## SUPPLIED MATERIAL

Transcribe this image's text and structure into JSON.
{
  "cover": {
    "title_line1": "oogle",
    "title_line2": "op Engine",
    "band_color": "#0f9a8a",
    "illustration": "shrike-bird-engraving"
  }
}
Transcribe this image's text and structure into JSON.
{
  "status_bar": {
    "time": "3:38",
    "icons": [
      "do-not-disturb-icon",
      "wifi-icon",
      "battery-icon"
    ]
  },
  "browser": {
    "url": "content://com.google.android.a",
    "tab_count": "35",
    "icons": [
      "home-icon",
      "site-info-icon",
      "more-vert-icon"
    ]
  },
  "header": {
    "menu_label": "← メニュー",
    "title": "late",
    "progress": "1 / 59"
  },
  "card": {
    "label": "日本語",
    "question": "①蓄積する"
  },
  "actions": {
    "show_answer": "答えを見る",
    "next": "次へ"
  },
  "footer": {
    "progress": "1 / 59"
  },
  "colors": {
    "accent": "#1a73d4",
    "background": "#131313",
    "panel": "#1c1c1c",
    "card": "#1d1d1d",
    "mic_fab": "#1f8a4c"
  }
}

## PROBLEM DESCRIPTION
Take the entries above and transcribe them in full.

## TASK ANSWER
Transcribe this image's text and structure into JSON.
{
  "cover": {
    "title_line1": "oogle",
    "title_line2": "op Engine",
    "band_color": "#0f9a8a",
    "illustration": "shrike-bird-engraving"
  }
}
Transcribe this image's text and structure into JSON.
{
  "status_bar": {
    "time": "3:38",
    "icons": [
      "do-not-disturb-icon",
      "wifi-icon",
      "battery-icon"
    ]
  },
  "browser": {
    "url": "content://com.google.android.a",
    "tab_count": "35",
    "icons": [
      "home-icon",
      "site-info-icon",
      "more-vert-icon"
    ]
  },
  "header": {
    "menu_label": "← メニュー",
    "title": "late",
    "progress": "1 / 59"
  },
  "card": {
    "label": "日本語",
    "question": "①蓄積する"
  },
  "actions": {
    "show_answer": "答えを見る",
    "next": "次へ"
  },
  "footer": {
    "progress": "1 / 59"
  },
  "colors": {
    "accent": "#1a73d4",
    "background": "#131313",
    "panel": "#1c1c1c",
    "card": "#1d1d1d",
    "mic_fab": "#1f8a4c"
  }
}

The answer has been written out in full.